:: Records

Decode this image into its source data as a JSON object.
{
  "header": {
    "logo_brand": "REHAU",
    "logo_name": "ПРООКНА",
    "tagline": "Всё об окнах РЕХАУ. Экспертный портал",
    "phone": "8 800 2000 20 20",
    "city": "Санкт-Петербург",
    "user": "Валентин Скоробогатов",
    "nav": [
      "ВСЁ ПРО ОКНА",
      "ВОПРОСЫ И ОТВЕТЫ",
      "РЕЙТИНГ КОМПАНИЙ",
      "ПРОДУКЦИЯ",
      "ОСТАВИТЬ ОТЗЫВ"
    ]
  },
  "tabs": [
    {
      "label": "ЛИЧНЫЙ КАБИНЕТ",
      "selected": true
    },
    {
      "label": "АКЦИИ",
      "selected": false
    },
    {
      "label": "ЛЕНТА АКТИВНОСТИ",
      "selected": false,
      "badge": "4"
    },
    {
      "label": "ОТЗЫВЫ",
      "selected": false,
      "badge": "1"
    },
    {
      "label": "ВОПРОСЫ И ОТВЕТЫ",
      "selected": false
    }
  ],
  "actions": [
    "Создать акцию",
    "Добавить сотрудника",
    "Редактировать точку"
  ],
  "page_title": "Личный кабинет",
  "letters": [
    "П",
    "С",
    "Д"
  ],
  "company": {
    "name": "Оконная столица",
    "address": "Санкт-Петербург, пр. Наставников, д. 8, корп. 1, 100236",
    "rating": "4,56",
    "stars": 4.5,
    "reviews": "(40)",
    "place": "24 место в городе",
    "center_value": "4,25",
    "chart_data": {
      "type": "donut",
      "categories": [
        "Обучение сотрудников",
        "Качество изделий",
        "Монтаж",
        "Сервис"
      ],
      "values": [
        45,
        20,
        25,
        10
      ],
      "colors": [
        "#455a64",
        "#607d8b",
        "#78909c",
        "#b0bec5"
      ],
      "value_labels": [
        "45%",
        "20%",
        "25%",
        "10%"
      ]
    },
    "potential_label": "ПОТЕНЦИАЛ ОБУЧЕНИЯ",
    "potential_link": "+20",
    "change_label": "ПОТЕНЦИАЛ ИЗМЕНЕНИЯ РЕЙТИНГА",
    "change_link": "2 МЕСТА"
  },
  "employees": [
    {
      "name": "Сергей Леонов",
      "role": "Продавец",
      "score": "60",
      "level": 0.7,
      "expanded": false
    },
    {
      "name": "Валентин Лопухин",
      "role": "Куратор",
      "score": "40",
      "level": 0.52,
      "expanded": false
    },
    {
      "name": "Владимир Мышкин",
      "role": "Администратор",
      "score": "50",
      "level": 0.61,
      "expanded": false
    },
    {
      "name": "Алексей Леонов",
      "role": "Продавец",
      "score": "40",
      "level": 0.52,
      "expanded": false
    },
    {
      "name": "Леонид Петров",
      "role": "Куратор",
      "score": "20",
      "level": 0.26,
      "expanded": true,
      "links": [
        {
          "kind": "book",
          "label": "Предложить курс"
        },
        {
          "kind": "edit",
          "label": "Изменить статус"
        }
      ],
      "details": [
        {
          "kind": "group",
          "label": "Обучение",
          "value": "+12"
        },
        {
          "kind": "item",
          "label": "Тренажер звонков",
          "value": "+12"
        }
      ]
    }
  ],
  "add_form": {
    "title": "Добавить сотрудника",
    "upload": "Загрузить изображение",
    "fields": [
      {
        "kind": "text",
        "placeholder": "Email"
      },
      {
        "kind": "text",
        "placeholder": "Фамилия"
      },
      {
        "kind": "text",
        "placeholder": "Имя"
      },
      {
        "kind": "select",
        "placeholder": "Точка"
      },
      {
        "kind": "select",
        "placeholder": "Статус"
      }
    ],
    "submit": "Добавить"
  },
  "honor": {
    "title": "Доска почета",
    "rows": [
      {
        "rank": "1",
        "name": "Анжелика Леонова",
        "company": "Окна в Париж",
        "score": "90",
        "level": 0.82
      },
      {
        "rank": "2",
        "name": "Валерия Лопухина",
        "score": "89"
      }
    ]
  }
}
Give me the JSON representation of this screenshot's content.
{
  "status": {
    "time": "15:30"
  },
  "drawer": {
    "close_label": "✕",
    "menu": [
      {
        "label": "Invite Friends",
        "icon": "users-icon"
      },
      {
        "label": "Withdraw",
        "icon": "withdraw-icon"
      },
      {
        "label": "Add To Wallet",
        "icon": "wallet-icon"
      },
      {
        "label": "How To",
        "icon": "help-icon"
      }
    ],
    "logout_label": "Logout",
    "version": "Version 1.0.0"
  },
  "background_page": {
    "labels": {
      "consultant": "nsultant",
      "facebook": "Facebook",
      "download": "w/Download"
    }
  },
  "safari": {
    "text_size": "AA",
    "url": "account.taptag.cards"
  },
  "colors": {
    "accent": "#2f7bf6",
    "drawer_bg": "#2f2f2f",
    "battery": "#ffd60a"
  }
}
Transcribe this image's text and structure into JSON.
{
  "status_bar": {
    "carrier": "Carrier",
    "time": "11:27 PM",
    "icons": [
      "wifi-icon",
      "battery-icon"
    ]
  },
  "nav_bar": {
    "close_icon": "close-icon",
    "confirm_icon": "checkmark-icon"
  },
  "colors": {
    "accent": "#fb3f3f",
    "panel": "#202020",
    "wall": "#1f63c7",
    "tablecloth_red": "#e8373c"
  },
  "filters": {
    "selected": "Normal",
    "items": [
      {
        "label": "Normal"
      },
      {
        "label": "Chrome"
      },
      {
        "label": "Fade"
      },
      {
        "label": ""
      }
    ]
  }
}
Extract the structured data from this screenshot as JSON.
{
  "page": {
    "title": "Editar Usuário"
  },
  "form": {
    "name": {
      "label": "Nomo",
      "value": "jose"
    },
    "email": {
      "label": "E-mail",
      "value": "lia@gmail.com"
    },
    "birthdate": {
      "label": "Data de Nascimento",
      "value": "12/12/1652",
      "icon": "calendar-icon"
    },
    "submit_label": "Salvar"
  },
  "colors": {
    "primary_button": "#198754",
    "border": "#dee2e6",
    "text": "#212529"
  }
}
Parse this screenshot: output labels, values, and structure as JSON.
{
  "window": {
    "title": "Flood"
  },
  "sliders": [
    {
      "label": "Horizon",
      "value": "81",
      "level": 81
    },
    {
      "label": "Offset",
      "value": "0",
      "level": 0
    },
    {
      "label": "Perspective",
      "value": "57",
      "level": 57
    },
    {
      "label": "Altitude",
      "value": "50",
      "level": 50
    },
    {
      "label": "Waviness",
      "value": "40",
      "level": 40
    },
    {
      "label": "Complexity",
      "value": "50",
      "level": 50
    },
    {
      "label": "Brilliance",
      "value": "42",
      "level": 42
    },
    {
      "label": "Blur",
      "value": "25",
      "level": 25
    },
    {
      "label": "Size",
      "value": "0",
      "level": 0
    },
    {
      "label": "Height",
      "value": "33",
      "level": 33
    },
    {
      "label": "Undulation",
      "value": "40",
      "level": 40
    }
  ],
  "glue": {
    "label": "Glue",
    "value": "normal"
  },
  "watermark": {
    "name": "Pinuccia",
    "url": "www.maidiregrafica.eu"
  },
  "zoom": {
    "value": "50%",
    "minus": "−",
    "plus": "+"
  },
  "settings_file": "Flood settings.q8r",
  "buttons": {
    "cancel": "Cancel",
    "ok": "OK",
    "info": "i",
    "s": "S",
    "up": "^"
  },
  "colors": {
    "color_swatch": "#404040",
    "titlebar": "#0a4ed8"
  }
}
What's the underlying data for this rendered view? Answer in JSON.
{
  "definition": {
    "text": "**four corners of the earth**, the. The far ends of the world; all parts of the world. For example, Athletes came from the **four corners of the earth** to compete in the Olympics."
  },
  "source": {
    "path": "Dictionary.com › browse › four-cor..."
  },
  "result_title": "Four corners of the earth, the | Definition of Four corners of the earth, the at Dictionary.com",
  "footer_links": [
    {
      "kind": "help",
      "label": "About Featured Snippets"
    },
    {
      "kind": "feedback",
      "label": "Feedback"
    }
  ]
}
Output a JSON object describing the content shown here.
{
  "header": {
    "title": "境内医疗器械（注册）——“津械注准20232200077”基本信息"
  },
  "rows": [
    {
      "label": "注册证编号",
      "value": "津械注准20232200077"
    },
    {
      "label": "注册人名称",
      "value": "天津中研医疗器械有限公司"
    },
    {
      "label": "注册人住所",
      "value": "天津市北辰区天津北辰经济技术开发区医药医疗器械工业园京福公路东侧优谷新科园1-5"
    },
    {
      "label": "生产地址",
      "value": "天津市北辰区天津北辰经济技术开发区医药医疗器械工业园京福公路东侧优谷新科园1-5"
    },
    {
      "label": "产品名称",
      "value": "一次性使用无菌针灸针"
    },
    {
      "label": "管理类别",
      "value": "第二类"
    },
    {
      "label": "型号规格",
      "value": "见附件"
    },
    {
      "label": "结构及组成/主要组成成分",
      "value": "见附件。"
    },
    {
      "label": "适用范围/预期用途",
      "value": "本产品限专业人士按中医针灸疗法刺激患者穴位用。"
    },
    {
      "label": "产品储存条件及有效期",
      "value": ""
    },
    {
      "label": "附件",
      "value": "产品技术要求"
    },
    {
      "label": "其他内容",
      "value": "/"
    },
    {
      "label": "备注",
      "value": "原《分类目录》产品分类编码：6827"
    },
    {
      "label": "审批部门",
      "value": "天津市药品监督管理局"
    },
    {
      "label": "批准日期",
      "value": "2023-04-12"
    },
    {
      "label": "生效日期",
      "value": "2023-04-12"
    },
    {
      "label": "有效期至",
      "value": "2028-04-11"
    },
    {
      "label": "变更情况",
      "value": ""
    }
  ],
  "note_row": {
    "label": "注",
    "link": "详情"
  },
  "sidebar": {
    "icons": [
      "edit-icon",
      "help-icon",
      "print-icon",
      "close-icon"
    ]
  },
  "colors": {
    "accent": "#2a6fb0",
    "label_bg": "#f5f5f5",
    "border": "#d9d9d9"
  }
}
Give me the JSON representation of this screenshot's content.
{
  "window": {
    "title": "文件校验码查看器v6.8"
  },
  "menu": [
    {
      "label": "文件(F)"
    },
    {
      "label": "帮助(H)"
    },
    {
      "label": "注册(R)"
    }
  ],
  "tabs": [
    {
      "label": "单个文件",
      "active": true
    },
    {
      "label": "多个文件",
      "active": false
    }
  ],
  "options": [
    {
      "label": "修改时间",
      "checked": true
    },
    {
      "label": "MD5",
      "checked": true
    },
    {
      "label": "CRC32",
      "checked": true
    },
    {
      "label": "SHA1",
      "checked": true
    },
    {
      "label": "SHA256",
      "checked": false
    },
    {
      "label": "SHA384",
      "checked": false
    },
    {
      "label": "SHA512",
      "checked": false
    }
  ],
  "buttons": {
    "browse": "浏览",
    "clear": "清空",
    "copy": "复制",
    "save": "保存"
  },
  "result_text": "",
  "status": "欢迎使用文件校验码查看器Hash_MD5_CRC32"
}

::::

Your objective
Only lines with the word "Добавить" should be collected from the material.

Full answer
    "Добавить сотрудника",
    "title": "Добавить сотрудника",
    "submit": "Добавить"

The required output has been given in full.